▶ _DATA FOR PROCESSING_

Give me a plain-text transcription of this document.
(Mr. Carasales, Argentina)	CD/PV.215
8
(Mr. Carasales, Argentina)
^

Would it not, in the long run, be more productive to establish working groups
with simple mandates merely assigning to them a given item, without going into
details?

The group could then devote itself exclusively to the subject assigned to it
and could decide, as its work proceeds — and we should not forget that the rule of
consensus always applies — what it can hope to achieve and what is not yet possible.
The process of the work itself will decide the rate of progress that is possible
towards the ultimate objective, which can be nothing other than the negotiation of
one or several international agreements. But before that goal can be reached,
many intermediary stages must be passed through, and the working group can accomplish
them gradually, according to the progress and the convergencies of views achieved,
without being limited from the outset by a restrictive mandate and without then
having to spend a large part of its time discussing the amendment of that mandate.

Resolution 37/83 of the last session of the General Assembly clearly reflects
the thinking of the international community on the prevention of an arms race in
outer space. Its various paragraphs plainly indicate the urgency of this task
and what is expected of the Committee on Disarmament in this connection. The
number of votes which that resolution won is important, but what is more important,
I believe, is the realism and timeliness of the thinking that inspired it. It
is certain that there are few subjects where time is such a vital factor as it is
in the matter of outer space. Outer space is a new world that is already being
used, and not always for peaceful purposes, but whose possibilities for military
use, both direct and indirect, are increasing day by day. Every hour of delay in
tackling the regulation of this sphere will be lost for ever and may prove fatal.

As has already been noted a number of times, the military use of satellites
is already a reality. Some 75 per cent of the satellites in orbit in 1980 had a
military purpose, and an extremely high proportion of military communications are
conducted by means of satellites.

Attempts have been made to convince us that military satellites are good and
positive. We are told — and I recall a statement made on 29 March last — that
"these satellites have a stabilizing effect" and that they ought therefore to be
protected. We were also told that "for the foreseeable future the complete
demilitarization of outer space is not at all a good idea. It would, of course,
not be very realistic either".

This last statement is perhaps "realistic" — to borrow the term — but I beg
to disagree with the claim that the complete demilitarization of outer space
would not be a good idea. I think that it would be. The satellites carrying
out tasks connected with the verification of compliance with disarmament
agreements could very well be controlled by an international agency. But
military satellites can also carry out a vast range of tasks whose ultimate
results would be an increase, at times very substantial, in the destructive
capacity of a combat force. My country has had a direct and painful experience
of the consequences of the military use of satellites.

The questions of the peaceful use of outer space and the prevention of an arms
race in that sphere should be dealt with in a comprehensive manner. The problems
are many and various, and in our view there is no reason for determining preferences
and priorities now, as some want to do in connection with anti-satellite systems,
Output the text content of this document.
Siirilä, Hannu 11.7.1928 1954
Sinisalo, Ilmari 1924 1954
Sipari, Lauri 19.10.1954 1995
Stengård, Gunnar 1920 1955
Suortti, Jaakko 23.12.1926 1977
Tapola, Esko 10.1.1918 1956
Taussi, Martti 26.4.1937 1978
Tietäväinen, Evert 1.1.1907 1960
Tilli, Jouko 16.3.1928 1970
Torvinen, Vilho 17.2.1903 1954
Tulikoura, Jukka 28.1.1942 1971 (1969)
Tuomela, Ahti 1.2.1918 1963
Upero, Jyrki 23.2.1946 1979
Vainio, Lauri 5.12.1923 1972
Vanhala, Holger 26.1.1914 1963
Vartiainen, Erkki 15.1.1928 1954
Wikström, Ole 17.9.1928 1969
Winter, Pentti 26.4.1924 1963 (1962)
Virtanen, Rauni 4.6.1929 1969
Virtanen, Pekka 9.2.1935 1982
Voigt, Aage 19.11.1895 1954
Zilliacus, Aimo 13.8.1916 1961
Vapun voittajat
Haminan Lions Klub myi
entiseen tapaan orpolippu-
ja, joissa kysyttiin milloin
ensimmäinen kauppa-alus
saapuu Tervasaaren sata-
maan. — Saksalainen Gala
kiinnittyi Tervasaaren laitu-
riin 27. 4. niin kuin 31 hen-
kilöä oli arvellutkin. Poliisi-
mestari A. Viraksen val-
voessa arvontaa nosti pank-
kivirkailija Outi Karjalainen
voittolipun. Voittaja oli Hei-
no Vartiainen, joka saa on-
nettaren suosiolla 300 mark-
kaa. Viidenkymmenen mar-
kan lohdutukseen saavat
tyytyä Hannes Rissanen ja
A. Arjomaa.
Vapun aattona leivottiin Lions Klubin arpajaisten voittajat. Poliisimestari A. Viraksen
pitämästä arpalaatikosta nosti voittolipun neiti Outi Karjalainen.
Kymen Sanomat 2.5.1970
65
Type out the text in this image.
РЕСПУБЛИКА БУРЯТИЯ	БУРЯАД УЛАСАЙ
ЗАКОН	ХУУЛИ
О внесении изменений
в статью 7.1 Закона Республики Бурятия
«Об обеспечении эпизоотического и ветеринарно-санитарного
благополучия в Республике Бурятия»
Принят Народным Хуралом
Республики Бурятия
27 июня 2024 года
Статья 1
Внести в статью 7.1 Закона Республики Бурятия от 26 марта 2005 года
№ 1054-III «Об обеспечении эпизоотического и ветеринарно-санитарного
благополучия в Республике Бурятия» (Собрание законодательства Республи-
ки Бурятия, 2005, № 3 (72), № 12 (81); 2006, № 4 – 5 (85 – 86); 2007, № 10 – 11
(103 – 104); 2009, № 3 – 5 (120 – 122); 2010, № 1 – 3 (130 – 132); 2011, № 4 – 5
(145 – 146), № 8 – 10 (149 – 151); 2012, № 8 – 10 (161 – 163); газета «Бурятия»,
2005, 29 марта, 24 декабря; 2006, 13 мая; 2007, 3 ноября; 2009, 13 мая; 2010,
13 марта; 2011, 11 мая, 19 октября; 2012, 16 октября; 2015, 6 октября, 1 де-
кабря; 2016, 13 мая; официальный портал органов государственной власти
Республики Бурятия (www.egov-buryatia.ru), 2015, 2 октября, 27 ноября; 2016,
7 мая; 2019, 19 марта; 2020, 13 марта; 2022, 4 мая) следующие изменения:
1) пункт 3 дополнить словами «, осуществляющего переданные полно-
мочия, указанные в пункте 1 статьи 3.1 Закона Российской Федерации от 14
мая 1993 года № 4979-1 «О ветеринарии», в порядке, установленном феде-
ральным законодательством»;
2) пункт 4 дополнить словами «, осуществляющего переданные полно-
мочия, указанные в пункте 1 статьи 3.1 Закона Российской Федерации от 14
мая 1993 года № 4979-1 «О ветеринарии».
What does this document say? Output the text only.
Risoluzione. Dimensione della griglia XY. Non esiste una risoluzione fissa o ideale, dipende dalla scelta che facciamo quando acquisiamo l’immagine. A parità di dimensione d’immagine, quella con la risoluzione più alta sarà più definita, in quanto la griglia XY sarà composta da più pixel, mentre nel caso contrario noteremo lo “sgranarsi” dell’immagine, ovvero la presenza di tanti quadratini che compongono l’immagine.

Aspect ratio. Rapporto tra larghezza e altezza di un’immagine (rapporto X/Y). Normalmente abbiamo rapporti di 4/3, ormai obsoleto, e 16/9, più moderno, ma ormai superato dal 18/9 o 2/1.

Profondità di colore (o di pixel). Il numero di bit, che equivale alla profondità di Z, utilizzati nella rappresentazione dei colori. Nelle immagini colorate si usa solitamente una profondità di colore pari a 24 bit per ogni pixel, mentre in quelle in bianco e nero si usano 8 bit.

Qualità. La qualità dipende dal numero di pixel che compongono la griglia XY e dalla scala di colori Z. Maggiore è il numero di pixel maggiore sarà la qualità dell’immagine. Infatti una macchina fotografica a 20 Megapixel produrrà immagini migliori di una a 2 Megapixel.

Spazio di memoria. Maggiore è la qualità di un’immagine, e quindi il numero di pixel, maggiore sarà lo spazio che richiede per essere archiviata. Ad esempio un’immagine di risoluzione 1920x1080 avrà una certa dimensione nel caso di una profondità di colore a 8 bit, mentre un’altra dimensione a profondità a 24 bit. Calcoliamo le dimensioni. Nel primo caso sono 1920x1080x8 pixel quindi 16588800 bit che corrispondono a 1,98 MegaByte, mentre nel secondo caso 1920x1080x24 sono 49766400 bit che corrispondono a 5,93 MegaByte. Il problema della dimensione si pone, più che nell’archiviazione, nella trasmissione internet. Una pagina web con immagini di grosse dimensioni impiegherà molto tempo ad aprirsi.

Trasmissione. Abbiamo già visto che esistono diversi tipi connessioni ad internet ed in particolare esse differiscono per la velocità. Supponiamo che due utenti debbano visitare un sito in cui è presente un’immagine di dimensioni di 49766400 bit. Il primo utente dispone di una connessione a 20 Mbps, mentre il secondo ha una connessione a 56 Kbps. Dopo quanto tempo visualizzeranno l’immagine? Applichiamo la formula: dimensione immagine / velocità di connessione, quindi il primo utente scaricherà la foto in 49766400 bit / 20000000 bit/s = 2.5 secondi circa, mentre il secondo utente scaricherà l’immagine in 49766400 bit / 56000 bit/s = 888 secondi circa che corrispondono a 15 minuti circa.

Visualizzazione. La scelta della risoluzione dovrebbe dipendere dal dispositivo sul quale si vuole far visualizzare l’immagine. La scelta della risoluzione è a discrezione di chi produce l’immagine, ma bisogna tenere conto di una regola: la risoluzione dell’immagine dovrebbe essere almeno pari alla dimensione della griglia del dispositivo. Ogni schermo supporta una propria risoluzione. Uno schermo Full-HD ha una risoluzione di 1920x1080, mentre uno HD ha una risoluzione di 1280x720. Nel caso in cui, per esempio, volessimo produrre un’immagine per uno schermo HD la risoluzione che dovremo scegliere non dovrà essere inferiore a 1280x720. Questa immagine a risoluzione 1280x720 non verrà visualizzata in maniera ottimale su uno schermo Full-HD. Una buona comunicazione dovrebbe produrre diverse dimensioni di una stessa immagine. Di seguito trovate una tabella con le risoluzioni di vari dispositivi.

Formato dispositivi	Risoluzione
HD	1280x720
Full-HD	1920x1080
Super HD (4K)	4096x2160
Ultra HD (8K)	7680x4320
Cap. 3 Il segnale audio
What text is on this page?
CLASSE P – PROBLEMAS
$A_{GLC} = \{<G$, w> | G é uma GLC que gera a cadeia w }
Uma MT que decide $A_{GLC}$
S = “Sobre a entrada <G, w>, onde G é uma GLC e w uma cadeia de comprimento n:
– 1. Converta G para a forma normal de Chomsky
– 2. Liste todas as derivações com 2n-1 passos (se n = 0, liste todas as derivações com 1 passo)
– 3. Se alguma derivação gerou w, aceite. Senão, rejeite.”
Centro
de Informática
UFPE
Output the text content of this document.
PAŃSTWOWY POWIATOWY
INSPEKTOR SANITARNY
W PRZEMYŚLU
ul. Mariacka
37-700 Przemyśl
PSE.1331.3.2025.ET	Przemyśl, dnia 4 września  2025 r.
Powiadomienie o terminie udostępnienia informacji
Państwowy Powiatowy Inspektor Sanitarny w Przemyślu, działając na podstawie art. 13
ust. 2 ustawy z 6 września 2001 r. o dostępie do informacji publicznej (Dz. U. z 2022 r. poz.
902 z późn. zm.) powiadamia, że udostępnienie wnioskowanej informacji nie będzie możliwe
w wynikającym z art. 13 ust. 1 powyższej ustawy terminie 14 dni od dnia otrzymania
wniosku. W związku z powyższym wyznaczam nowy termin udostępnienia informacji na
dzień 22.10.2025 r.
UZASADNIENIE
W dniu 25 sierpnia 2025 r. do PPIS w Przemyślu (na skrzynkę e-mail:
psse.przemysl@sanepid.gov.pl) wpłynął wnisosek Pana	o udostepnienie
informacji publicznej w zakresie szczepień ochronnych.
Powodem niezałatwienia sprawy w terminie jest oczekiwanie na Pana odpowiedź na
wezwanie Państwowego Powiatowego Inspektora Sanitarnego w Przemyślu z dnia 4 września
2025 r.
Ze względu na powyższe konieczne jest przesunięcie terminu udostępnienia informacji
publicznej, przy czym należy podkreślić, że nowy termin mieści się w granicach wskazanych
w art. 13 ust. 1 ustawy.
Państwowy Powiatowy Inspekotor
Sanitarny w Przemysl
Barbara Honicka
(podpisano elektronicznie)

▶ _INSTRUCTION_
Where a line above includes "udostępnienia", copy that line.

▶ _EXERCISE OUTPUT_
Powiadomienie o terminie udostępnienia informacji
wniosku. W związku z powyższym wyznaczam nowy termin udostępnienia informacji na
Ze względu na powyższe konieczne jest przesunięcie terminu udostępnienia informacji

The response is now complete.